* Begin Document text *

Studio album by John Scofield
- Released: July 14, 1989
- Recorded: December 1988
- Studio: A&R Recording and Gramavision Studios (New York City, New York)
- Genre: Jazz
- Length: 50:59 (CD) 47:19 (vinyl)
- Label: Gramavision
- Producer: Steve Swallow

John Scofield chronology
| Pick Hits Live (1987) | Flat Out (1989) | Time on My Hands (1990) |

= Flat Out (John Scofield album) =

Flat Out is a studio album by jazz guitarist John Scofield. It was recorded in December 1988 and was his sixth and last album for Gramavision. It features keyboardist Don Grolnick, bassist Anthony Cox and drummers Johnny Vidacovich and Terri Lyne Carrington.

Professional ratings
Review scores
| Source | Rating |
| Allmusic |  |
| The Penguin Guide to Jazz Recordings |  |

==Background==
The album marks a shift from his later funk-oriented fusion recordings to hard swinging tracks with "almost boppish" solos and a new focus on New Orleans rhythm and blues, covering two songs by The Meters and Huey "Piano" Smith and an original ("In the Cracks") with a second line groove.

* End Document text *
* Begin Entries shown *

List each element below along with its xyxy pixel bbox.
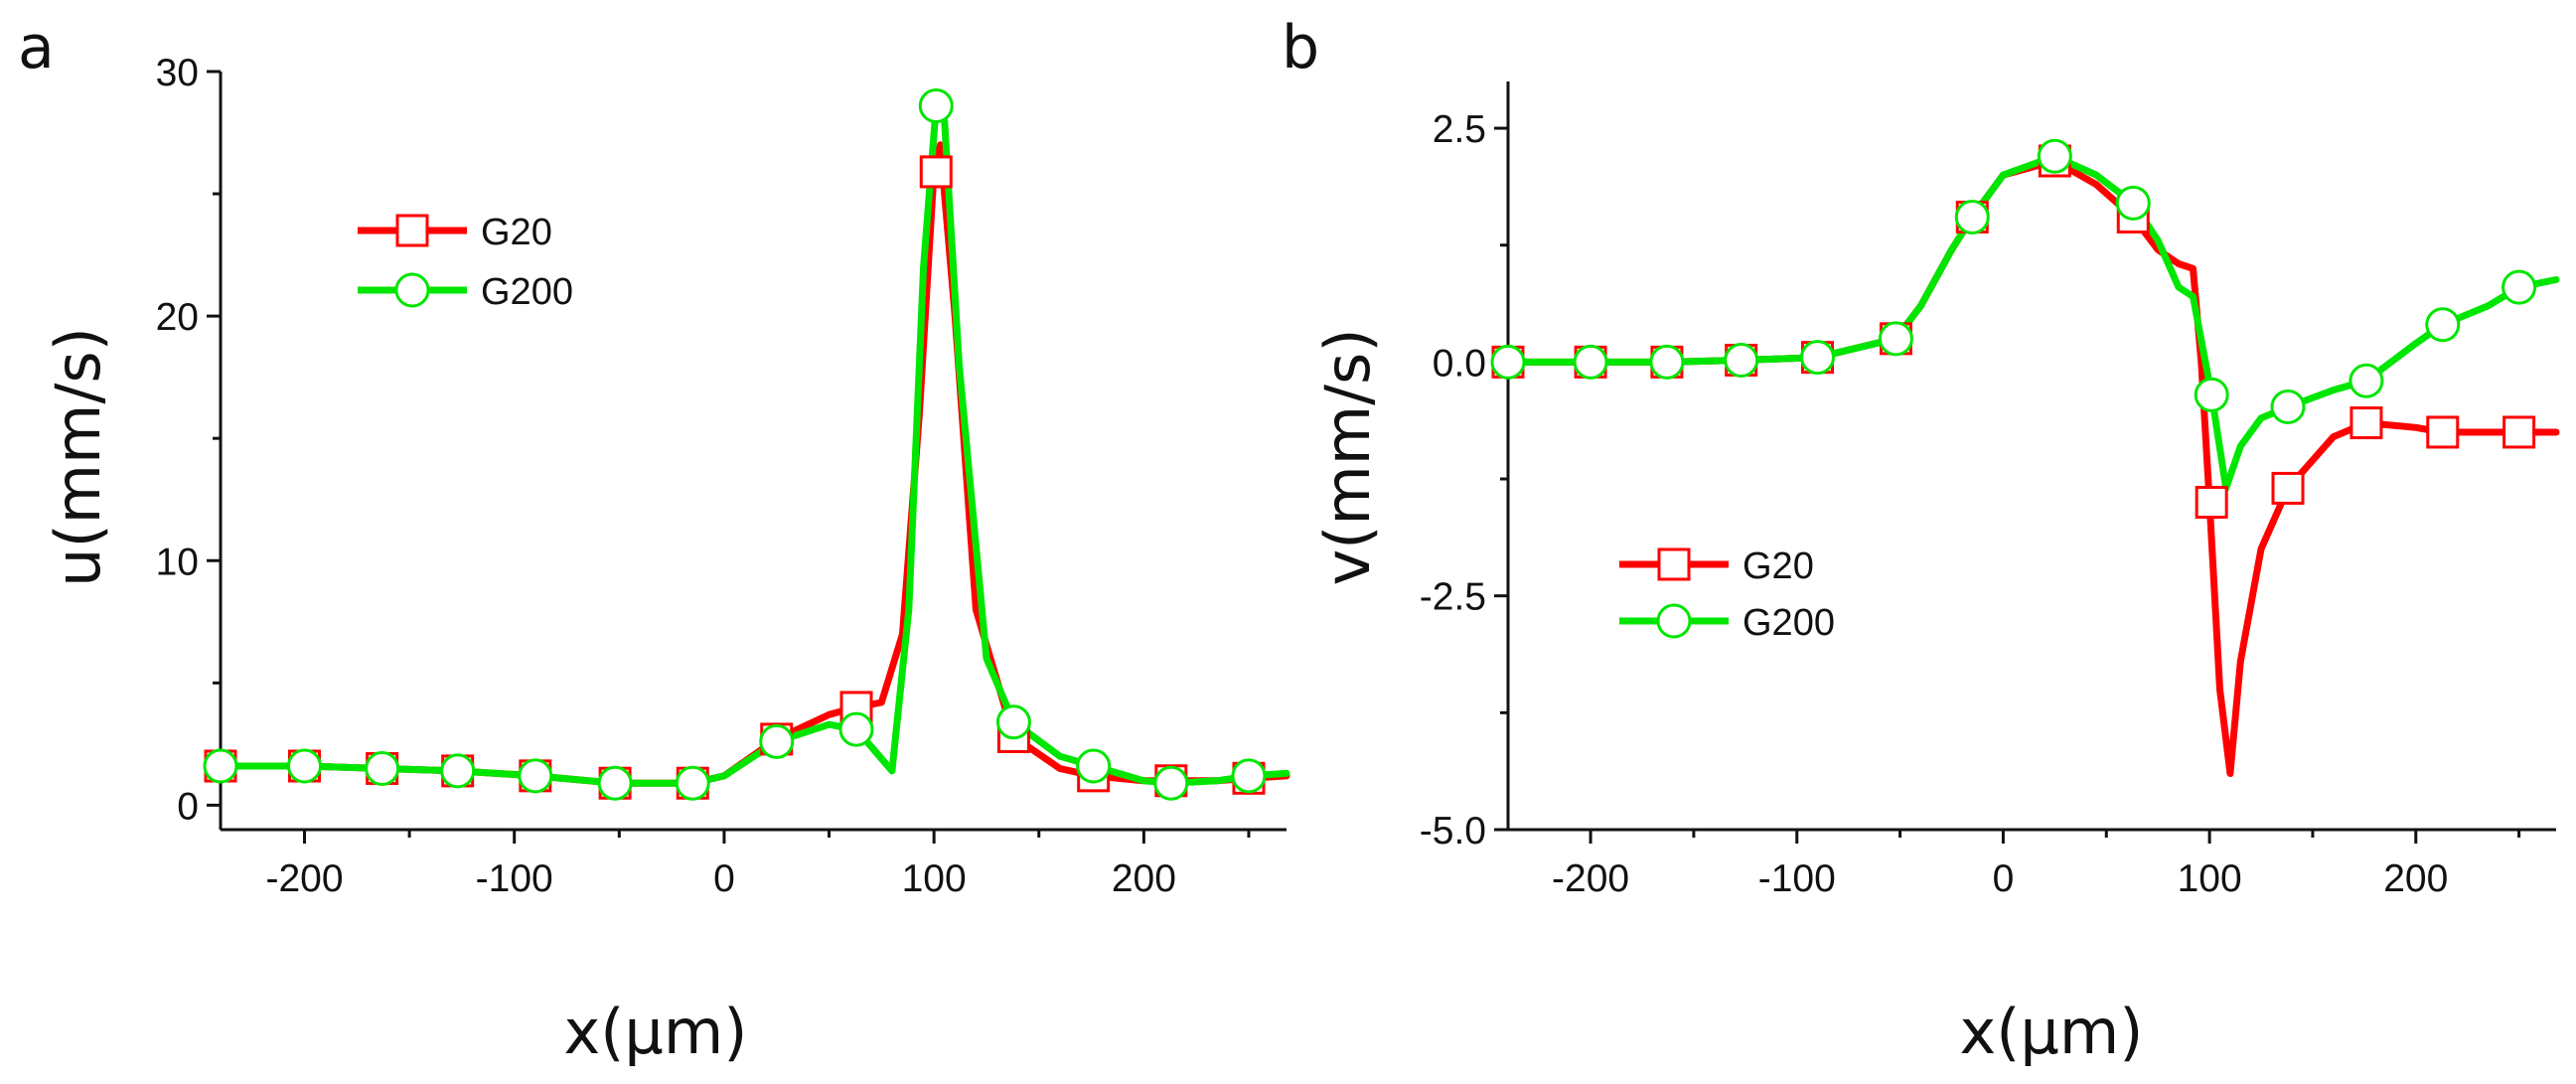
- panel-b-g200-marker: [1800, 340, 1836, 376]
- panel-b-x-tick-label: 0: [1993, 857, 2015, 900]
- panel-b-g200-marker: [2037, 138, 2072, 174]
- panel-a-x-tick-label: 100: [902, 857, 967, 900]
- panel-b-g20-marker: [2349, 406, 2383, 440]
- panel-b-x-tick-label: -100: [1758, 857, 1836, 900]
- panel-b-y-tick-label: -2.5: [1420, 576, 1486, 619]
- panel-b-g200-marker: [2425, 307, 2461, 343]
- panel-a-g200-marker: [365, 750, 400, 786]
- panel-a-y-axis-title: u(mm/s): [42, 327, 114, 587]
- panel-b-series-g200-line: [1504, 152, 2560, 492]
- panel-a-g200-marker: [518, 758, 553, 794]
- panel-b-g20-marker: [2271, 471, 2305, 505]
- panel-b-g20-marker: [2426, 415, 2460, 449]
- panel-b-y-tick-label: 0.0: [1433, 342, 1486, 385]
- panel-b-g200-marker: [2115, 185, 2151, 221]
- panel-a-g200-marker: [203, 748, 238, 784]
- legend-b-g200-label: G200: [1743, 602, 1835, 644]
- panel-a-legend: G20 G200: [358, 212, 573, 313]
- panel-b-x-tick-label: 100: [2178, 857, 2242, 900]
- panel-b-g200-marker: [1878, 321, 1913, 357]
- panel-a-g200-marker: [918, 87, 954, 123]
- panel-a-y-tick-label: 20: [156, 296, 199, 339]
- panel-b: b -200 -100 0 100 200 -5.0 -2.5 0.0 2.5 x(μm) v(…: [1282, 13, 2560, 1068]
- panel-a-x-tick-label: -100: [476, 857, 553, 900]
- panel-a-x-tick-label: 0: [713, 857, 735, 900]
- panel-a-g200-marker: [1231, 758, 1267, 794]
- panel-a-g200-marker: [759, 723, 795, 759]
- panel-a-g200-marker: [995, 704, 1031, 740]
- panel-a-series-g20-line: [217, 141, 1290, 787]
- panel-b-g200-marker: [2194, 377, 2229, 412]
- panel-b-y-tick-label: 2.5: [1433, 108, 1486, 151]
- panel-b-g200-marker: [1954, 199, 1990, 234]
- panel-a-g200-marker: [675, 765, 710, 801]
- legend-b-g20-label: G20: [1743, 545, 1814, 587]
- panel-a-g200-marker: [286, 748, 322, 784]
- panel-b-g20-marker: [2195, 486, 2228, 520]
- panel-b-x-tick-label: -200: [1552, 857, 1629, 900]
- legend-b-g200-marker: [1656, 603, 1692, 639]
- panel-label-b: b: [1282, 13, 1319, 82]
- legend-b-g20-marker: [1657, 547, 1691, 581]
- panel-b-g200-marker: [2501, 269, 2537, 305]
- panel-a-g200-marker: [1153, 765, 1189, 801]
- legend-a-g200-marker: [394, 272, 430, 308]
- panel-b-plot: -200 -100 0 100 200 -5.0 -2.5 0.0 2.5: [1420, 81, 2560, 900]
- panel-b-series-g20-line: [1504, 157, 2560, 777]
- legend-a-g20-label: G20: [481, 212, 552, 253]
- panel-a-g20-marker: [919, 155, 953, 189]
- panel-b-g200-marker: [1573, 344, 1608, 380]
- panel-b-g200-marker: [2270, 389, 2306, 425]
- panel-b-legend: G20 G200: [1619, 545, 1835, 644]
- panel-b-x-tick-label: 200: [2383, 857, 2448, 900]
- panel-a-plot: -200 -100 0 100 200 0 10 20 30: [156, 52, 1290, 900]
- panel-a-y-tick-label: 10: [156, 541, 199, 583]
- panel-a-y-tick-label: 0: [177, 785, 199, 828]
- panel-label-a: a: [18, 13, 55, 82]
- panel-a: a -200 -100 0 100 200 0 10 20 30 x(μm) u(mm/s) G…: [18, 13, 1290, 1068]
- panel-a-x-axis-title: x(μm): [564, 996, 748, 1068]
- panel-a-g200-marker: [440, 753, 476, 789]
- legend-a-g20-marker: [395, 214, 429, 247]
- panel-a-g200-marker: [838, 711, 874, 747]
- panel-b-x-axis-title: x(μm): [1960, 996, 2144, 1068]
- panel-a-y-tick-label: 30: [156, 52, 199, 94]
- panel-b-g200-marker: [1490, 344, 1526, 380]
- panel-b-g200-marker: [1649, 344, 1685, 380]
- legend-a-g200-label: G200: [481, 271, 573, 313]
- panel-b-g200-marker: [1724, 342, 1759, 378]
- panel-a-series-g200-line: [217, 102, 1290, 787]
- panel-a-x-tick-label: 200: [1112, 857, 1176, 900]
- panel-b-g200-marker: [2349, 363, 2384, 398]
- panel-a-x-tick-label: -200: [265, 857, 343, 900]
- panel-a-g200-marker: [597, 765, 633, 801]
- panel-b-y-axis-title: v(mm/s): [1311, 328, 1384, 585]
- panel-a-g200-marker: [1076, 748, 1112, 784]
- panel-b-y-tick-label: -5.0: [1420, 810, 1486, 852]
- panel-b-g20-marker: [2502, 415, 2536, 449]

* End Entries shown *

Goals |
**A)** According to the Flat Out album article, what does the album include that reflects its new focus on New Orleans rhythm and blues?
**B)** Write out the passage of the Flat Out album article from "Studio album by John" to "City, New York)".
**C)** Write the next part of the Flat Out album article, picking up after its final sentence.

Answers to each task |
**A)** It covers two songs by The Meters and Huey "Piano" Smith. It also includes an original, "In the Cracks," with a second line groove.

**B)**
Studio album by John Scofield
- Released: July 14, 1989
- Recorded: December 1988
- Studio: A&R Recording and Gramavision Studios (New York City, New York)

**C)**
Scofield had previously worked with the musicians on the album in other contexts. Grolnick (who is the organist on four of the ten tracks) played keyboards on Scofield's 1986 album Still Warm and produced his 1991 album Meant to Be. Anthony Cox played with Scofield on a recording by saxophonist Gary Thomas a few months earlier (By Any Means Necessary). Terri Lyne Carrington and Scofield first played together on a session led by pianist Niels Lan Doky in September 1988 (Daybreak). Johnny Vidacovich "is the quintessential New Orleans jazz drummer." Scofield recorded with him in 1988 for trombonist Ray Anderson's album Blues Bred in the Bone. Scofield and Anderson also recorded together with saxophonist Bennie Wallace on his New Orleans/ R&B influenced albums Twilight Time (1985) and Bordertown (1987), both featuring Dr. John. Scofield returned to New Orleans–based grooves on his 1995 album Groove Elation and most explicitly in 2009 on Piety Street.

==Track listing==

| No. | Title | Writer(s) | Length |
|---|---|---|---|
| 1. | "Cissy Strut" | George Porter Jr., Ziggy Modeliste, Art Neville, Leo Nocentelli | 2:56 |
| 2. | "Secret Love" | Sammy Fain, Paul Francis Webster | 5:55 |
| 3. | "All the Things You Are" | Oscar Hammerstein, Jerome Kern | 7:37 |
| 4. | "In the Cracks" |  | 4:48 |
| 5. | "Softy" |  | 4:34 |
| 6. | "Science and Religion" |  | 4:42 |
| 7. | "The Boss's Car" |  | 6:59 |
| 8. | "Evansville" |  | 5:52 |
| 9. | "Flat Out" (CD only) |  | 3:40 |
| 10. | "Rockin' Pneumonia" | Huey "Piano" Smith | 3:57 |
| Total length: |  |  | 50:59 |

== Personnel ==
- John Scofield – guitars
- Don Grolnick – Hammond B3 organ (1, 4, 6, 10)
- Anthony Cox – double bass
- Johnny Vidacovich – drums (1, 2, 4-6, 9, 10)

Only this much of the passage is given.